What you need to do: Gather each line in the entries that includes the string "color".

Material for the task:
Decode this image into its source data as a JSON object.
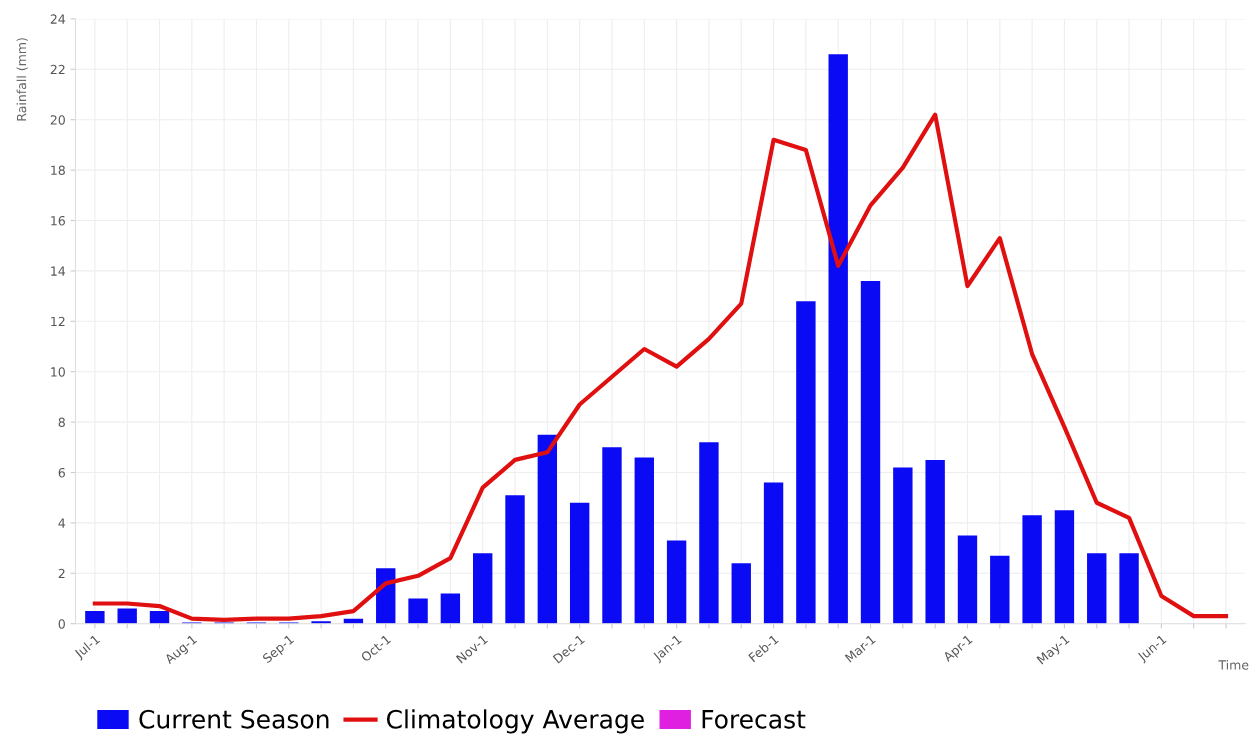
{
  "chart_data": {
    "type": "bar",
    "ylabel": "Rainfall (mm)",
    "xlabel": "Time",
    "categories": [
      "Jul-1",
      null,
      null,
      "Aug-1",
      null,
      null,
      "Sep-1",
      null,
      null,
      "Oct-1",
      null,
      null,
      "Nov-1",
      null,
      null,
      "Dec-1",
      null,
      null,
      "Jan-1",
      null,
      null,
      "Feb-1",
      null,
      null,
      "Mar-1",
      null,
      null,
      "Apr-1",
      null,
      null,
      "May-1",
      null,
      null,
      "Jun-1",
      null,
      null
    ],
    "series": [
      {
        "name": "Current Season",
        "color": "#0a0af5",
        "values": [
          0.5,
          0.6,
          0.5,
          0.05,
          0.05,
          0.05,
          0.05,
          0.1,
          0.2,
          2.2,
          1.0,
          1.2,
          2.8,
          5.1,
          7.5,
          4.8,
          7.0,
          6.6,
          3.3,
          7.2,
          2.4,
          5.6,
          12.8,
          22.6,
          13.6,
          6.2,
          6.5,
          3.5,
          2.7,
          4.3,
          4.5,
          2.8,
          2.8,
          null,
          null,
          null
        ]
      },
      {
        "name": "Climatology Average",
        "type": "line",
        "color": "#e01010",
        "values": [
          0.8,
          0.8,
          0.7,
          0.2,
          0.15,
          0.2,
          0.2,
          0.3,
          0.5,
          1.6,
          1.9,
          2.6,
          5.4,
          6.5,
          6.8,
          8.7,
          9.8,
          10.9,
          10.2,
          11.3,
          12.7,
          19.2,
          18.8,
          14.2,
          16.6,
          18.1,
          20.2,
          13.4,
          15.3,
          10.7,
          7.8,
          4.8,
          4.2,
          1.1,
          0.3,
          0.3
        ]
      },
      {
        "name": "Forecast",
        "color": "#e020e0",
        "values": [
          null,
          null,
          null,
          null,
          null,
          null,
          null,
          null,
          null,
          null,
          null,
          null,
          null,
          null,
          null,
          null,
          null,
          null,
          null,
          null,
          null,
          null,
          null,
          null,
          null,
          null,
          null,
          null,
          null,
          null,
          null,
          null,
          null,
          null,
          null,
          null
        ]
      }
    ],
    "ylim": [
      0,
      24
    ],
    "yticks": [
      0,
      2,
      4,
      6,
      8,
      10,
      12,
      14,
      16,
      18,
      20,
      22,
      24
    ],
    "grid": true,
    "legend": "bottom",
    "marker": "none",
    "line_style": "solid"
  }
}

The result:
        "color": "#0a0af5",
        "color": "#e01010",
        "color": "#e020e0",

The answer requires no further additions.